TASK DIRECTIONS
Quote all of the entries word for word.

(Stored entries)

%%

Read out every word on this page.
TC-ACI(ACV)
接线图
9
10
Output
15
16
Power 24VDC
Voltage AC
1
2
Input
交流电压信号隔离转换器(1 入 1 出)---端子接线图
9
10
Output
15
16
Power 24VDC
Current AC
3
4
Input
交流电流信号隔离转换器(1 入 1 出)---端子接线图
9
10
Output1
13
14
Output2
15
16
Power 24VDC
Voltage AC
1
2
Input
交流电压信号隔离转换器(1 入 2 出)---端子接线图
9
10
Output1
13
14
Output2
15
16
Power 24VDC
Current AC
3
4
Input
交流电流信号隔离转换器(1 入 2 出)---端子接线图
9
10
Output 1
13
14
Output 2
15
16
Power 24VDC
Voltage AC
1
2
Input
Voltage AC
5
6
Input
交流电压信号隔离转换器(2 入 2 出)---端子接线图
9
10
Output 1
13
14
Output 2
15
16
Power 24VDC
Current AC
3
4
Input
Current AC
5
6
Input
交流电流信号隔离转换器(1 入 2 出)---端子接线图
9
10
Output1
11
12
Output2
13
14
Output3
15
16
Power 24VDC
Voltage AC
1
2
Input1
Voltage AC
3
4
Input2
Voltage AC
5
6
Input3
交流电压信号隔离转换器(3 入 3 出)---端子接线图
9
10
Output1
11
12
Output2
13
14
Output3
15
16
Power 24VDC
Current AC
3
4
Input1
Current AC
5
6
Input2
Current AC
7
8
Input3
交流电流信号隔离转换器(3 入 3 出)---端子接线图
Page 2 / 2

%%

RESPONSE BELOW
Read out every word on this page.
TC-ACI(ACV)
接线图
9
10
Output
15
16
Power 24VDC
Voltage AC
1
2
Input
交流电压信号隔离转换器(1 入 1 出)---端子接线图
9
10
Output
15
16
Power 24VDC
Current AC
3
4
Input
交流电流信号隔离转换器(1 入 1 出)---端子接线图
9
10
Output1
13
14
Output2
15
16
Power 24VDC
Voltage AC
1
2
Input
交流电压信号隔离转换器(1 入 2 出)---端子接线图
9
10
Output1
13
14
Output2
15
16
Power 24VDC
Current AC
3
4
Input
交流电流信号隔离转换器(1 入 2 出)---端子接线图
9
10
Output 1
13
14
Output 2
15
16
Power 24VDC
Voltage AC
1
2
Input
Voltage AC
5
6
Input
交流电压信号隔离转换器(2 入 2 出)---端子接线图
9
10
Output 1
13
14
Output 2
15
16
Power 24VDC
Current AC
3
4
Input
Current AC
5
6
Input
交流电流信号隔离转换器(1 入 2 出)---端子接线图
9
10
Output1
11
12
Output2
13
14
Output3
15
16
Power 24VDC
Voltage AC
1
2
Input1
Voltage AC
3
4
Input2
Voltage AC
5
6
Input3
交流电压信号隔离转换器(3 入 3 出)---端子接线图
9
10
Output1
11
12
Output2
13
14
Output3
15
16
Power 24VDC
Current AC
3
4
Input1
Current AC
5
6
Input2
Current AC
7
8
Input3
交流电流信号隔离转换器(3 入 3 出)---端子接线图
Page 2 / 2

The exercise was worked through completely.